Given exercise -> Identify and reproduce every line holding the string "Enter".

Rows ->
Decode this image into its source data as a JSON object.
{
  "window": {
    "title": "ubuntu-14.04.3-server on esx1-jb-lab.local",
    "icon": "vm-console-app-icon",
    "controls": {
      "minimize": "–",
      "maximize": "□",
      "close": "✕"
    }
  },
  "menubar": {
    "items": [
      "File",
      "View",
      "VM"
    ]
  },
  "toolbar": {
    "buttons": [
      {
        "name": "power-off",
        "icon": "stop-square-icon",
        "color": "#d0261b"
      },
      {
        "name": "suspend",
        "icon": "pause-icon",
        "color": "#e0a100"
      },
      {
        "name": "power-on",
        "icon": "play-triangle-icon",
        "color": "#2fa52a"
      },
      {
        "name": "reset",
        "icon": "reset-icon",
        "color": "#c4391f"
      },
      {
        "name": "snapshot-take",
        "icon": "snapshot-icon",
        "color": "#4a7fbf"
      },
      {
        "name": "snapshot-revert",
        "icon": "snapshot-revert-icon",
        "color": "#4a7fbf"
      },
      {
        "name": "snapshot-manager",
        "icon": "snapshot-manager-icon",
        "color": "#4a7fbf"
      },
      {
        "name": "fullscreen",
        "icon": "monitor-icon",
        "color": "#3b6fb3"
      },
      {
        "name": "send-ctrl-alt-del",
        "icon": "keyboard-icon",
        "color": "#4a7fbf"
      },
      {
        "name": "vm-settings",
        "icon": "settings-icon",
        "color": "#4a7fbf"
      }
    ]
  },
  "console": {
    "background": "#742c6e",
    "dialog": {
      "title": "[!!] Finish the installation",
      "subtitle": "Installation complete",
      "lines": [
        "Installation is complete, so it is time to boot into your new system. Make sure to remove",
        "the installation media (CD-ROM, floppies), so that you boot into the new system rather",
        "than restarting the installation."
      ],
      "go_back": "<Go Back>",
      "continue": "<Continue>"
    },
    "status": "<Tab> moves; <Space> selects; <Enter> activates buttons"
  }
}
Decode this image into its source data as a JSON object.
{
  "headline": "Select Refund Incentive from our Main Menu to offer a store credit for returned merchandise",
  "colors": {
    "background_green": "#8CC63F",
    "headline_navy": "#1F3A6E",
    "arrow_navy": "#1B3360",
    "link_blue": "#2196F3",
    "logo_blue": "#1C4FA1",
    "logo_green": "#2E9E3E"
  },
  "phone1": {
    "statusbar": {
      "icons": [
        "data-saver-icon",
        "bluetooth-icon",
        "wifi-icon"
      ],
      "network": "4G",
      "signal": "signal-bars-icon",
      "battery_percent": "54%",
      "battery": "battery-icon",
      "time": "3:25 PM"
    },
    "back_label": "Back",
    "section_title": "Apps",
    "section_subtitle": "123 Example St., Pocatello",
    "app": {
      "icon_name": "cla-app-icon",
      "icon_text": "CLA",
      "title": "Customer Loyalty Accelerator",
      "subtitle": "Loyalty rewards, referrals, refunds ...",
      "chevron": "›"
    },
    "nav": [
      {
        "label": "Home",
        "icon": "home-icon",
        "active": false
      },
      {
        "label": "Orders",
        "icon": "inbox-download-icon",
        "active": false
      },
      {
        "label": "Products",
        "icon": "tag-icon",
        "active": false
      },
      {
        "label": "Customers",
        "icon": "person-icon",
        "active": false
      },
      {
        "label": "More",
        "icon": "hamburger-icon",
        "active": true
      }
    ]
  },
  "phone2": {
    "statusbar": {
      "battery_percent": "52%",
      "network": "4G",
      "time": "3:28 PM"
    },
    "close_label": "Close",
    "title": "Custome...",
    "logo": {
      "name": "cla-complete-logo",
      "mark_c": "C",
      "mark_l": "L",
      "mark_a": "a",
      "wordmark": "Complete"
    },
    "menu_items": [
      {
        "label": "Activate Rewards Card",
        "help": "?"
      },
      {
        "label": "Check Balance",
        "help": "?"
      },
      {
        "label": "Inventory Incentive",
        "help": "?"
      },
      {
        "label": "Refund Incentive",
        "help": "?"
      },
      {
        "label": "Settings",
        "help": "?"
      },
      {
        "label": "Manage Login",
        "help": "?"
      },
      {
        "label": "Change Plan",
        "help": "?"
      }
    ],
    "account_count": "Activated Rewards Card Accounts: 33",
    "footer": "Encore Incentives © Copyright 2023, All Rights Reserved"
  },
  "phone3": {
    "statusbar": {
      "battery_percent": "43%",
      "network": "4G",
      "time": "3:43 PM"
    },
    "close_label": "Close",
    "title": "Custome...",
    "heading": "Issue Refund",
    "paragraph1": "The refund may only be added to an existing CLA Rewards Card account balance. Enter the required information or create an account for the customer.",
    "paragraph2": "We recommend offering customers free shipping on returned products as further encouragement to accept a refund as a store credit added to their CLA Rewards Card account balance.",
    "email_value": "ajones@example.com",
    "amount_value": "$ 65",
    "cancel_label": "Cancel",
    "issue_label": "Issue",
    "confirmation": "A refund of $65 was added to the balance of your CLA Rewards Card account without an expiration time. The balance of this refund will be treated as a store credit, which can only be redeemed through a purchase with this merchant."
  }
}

Result ->
    "status": "<Tab> moves; <Space> selects; <Enter> activates buttons"
    "paragraph1": "The refund may only be added to an existing CLA Rewards Card account balance. Enter the required information or create an account for the customer.",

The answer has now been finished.